◆ Problem 1
In the clustering thread, which RapidMiner plugin offers Fuzzy C means?
◆ Problem 2
Transcribe from the clustering thread the passage that begins with the words containing "Cluster algortyms" and ends with "same things ?".

◆ Study text
━━━━━━━━━━

Cluster algortyms

SelimSelim Member Posts: 32 Contributor I
what is the x-means and k- medoid ? And also what is the difference between k-means of this two algortym ? 

Best Answer

Answers

  • SelimSelim Member Posts: 32 Contributor I
    Thanks @rfuentealba . I got a question one more .fuzzy c mean and x-means are same things ?
  • rfuentealbarfuentealba Moderator, RapidMiner Certified Analyst, Member, University Professor Posts: 568 Unicorn
    Hello @Selim

    No, fuzzy clustering algorithms use a different type of function, called the "fuzzer" or "fuzzifier", to see if an algorithm belongs to certain cluster or not. While the idea of clustering remains the same, fuzzy clustering uses similarity, intensity and distance as the three stooges main points of analysis, and one example can potentially (though not commonly) belong to more than one cluster. That isn't possible with k-Means, k-Medoids and X-Means, because these are "hard labeled".

    Fuzzy C means is available in the "Information Selection" plugin for RapidMiner. It's not part of the standard RapidMiner, BTW.

    All the best,

    Rodrigo.

━━━━━━━━━━

◆ Information given
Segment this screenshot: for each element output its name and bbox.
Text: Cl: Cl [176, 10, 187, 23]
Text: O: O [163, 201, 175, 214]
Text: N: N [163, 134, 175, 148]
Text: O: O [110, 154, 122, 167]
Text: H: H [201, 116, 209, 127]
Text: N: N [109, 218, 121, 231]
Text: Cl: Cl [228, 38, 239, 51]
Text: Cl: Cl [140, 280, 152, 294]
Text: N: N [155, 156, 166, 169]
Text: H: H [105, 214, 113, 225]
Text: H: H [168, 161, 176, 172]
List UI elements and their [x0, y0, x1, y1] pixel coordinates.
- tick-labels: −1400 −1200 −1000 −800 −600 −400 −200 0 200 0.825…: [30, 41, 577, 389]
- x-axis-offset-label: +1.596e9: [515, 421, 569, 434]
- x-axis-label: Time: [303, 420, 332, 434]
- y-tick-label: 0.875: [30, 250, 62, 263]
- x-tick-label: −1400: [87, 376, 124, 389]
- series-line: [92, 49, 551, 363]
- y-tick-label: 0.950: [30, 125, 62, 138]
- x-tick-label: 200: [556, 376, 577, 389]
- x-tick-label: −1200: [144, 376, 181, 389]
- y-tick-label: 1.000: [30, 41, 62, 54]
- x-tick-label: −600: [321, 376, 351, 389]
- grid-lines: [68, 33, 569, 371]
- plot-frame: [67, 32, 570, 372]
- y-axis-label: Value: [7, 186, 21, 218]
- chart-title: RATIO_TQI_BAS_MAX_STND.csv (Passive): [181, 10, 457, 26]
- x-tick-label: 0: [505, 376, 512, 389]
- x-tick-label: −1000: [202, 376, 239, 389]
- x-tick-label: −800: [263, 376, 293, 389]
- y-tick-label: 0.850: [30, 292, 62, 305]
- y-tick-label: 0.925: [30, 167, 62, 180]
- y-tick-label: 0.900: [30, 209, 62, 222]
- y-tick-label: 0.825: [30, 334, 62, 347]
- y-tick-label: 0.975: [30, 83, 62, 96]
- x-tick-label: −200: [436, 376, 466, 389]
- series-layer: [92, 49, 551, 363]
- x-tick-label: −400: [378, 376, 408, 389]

━━━━━━━━━━

◆ Answer space 1
The "Information Selection" plugin.

◆ Answer space 2
Cluster algortyms

SelimSelim Member Posts: 32 Contributor I
what is the x-means and k- medoid ? And also what is the difference between k-means of this two algortym ? 

Best Answer

Answers

  • SelimSelim Member Posts: 32 Contributor I
    Thanks @rfuentealba . I got a question one more .fuzzy c mean and x-means are same things ?